> PROBLEM STATEMENT
Print every entry exactly as written.

> SUPPLIED RECORDS
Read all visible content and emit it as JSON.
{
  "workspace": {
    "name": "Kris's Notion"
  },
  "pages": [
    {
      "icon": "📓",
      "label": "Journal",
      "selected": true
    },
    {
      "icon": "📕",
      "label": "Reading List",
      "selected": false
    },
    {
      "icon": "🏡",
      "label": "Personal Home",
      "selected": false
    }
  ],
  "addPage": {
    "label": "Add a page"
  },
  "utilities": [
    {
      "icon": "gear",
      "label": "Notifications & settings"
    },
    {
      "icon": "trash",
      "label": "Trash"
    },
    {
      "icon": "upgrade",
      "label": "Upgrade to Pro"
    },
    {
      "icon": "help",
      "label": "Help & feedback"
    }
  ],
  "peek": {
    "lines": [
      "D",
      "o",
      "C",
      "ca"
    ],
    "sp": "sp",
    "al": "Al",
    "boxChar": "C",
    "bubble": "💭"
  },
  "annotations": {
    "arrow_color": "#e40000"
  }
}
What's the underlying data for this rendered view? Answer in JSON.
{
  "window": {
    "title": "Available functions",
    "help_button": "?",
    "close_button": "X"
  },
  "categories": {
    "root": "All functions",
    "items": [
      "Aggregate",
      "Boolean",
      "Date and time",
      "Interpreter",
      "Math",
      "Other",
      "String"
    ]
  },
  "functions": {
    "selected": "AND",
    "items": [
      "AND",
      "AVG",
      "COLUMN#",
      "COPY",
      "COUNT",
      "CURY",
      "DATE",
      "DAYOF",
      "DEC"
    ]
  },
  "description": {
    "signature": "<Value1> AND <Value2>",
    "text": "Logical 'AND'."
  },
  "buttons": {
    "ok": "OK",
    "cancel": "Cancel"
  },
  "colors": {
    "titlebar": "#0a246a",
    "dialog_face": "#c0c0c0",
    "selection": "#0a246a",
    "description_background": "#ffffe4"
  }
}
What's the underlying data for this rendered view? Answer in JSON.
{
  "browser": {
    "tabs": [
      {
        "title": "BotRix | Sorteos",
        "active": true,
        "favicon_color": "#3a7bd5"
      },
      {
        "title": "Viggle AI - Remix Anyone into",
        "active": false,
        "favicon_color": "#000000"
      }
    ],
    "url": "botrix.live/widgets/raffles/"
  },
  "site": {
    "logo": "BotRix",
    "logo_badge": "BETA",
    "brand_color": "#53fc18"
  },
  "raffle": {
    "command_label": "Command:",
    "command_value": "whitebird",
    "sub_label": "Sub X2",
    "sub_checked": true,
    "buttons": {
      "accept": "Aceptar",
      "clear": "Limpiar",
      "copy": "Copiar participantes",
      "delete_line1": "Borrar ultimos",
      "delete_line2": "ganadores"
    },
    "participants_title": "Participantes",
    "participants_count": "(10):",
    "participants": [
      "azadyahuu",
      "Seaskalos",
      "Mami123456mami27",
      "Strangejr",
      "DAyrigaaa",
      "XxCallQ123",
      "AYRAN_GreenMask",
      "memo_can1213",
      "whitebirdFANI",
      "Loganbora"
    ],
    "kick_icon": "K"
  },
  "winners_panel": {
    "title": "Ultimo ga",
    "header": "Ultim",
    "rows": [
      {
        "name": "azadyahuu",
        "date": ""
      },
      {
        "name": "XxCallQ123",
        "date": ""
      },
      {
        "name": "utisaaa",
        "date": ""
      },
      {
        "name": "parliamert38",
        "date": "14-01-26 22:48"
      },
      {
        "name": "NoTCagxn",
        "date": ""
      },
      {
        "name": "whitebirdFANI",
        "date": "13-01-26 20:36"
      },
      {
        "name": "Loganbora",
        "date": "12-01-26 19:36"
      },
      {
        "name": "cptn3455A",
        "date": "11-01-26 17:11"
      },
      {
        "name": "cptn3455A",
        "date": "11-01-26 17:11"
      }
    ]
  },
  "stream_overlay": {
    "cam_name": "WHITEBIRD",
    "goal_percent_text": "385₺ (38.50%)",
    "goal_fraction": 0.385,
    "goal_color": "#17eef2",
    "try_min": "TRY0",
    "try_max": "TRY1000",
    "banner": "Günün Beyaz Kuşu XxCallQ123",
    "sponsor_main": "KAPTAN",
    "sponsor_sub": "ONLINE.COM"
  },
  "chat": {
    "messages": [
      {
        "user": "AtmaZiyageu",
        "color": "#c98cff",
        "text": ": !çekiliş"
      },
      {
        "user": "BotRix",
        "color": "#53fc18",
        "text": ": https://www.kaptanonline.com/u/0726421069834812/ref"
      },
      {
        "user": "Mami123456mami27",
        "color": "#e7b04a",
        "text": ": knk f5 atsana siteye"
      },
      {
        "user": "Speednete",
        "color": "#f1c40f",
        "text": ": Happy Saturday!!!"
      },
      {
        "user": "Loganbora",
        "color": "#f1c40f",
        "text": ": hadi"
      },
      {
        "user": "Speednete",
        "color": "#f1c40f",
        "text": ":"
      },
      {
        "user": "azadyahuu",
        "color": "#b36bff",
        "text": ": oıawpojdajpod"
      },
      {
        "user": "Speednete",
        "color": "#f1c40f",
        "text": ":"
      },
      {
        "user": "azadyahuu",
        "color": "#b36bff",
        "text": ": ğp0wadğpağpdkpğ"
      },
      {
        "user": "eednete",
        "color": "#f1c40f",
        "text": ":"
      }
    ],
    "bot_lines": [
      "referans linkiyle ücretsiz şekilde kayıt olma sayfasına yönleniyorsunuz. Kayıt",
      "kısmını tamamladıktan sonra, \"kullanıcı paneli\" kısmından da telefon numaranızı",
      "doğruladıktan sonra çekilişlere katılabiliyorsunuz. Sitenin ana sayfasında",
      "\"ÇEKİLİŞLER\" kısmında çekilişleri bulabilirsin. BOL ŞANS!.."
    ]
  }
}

> TASK RESULT
Read all visible content and emit it as JSON.
{
  "workspace": {
    "name": "Kris's Notion"
  },
  "pages": [
    {
      "icon": "📓",
      "label": "Journal",
      "selected": true
    },
    {
      "icon": "📕",
      "label": "Reading List",
      "selected": false
    },
    {
      "icon": "🏡",
      "label": "Personal Home",
      "selected": false
    }
  ],
  "addPage": {
    "label": "Add a page"
  },
  "utilities": [
    {
      "icon": "gear",
      "label": "Notifications & settings"
    },
    {
      "icon": "trash",
      "label": "Trash"
    },
    {
      "icon": "upgrade",
      "label": "Upgrade to Pro"
    },
    {
      "icon": "help",
      "label": "Help & feedback"
    }
  ],
  "peek": {
    "lines": [
      "D",
      "o",
      "C",
      "ca"
    ],
    "sp": "sp",
    "al": "Al",
    "boxChar": "C",
    "bubble": "💭"
  },
  "annotations": {
    "arrow_color": "#e40000"
  }
}
What's the underlying data for this rendered view? Answer in JSON.
{
  "window": {
    "title": "Available functions",
    "help_button": "?",
    "close_button": "X"
  },
  "categories": {
    "root": "All functions",
    "items": [
      "Aggregate",
      "Boolean",
      "Date and time",
      "Interpreter",
      "Math",
      "Other",
      "String"
    ]
  },
  "functions": {
    "selected": "AND",
    "items": [
      "AND",
      "AVG",
      "COLUMN#",
      "COPY",
      "COUNT",
      "CURY",
      "DATE",
      "DAYOF",
      "DEC"
    ]
  },
  "description": {
    "signature": "<Value1> AND <Value2>",
    "text": "Logical 'AND'."
  },
  "buttons": {
    "ok": "OK",
    "cancel": "Cancel"
  },
  "colors": {
    "titlebar": "#0a246a",
    "dialog_face": "#c0c0c0",
    "selection": "#0a246a",
    "description_background": "#ffffe4"
  }
}
What's the underlying data for this rendered view? Answer in JSON.
{
  "browser": {
    "tabs": [
      {
        "title": "BotRix | Sorteos",
        "active": true,
        "favicon_color": "#3a7bd5"
      },
      {
        "title": "Viggle AI - Remix Anyone into",
        "active": false,
        "favicon_color": "#000000"
      }
    ],
    "url": "botrix.live/widgets/raffles/"
  },
  "site": {
    "logo": "BotRix",
    "logo_badge": "BETA",
    "brand_color": "#53fc18"
  },
  "raffle": {
    "command_label": "Command:",
    "command_value": "whitebird",
    "sub_label": "Sub X2",
    "sub_checked": true,
    "buttons": {
      "accept": "Aceptar",
      "clear": "Limpiar",
      "copy": "Copiar participantes",
      "delete_line1": "Borrar ultimos",
      "delete_line2": "ganadores"
    },
    "participants_title": "Participantes",
    "participants_count": "(10):",
    "participants": [
      "azadyahuu",
      "Seaskalos",
      "Mami123456mami27",
      "Strangejr",
      "DAyrigaaa",
      "XxCallQ123",
      "AYRAN_GreenMask",
      "memo_can1213",
      "whitebirdFANI",
      "Loganbora"
    ],
    "kick_icon": "K"
  },
  "winners_panel": {
    "title": "Ultimo ga",
    "header": "Ultim",
    "rows": [
      {
        "name": "azadyahuu",
        "date": ""
      },
      {
        "name": "XxCallQ123",
        "date": ""
      },
      {
        "name": "utisaaa",
        "date": ""
      },
      {
        "name": "parliamert38",
        "date": "14-01-26 22:48"
      },
      {
        "name": "NoTCagxn",
        "date": ""
      },
      {
        "name": "whitebirdFANI",
        "date": "13-01-26 20:36"
      },
      {
        "name": "Loganbora",
        "date": "12-01-26 19:36"
      },
      {
        "name": "cptn3455A",
        "date": "11-01-26 17:11"
      },
      {
        "name": "cptn3455A",
        "date": "11-01-26 17:11"
      }
    ]
  },
  "stream_overlay": {
    "cam_name": "WHITEBIRD",
    "goal_percent_text": "385₺ (38.50%)",
    "goal_fraction": 0.385,
    "goal_color": "#17eef2",
    "try_min": "TRY0",
    "try_max": "TRY1000",
    "banner": "Günün Beyaz Kuşu XxCallQ123",
    "sponsor_main": "KAPTAN",
    "sponsor_sub": "ONLINE.COM"
  },
  "chat": {
    "messages": [
      {
        "user": "AtmaZiyageu",
        "color": "#c98cff",
        "text": ": !çekiliş"
      },
      {
        "user": "BotRix",
        "color": "#53fc18",
        "text": ": https://www.kaptanonline.com/u/0726421069834812/ref"
      },
      {
        "user": "Mami123456mami27",
        "color": "#e7b04a",
        "text": ": knk f5 atsana siteye"
      },
      {
        "user": "Speednete",
        "color": "#f1c40f",
        "text": ": Happy Saturday!!!"
      },
      {
        "user": "Loganbora",
        "color": "#f1c40f",
        "text": ": hadi"
      },
      {
        "user": "Speednete",
        "color": "#f1c40f",
        "text": ":"
      },
      {
        "user": "azadyahuu",
        "color": "#b36bff",
        "text": ": oıawpojdajpod"
      },
      {
        "user": "Speednete",
        "color": "#f1c40f",
        "text": ":"
      },
      {
        "user": "azadyahuu",
        "color": "#b36bff",
        "text": ": ğp0wadğpağpdkpğ"
      },
      {
        "user": "eednete",
        "color": "#f1c40f",
        "text": ":"
      }
    ],
    "bot_lines": [
      "referans linkiyle ücretsiz şekilde kayıt olma sayfasına yönleniyorsunuz. Kayıt",
      "kısmını tamamladıktan sonra, \"kullanıcı paneli\" kısmından da telefon numaranızı",
      "doğruladıktan sonra çekilişlere katılabiliyorsunuz. Sitenin ana sayfasında",
      "\"ÇEKİLİŞLER\" kısmında çekilişleri bulabilirsin. BOL ŞANS!.."
    ]
  }
}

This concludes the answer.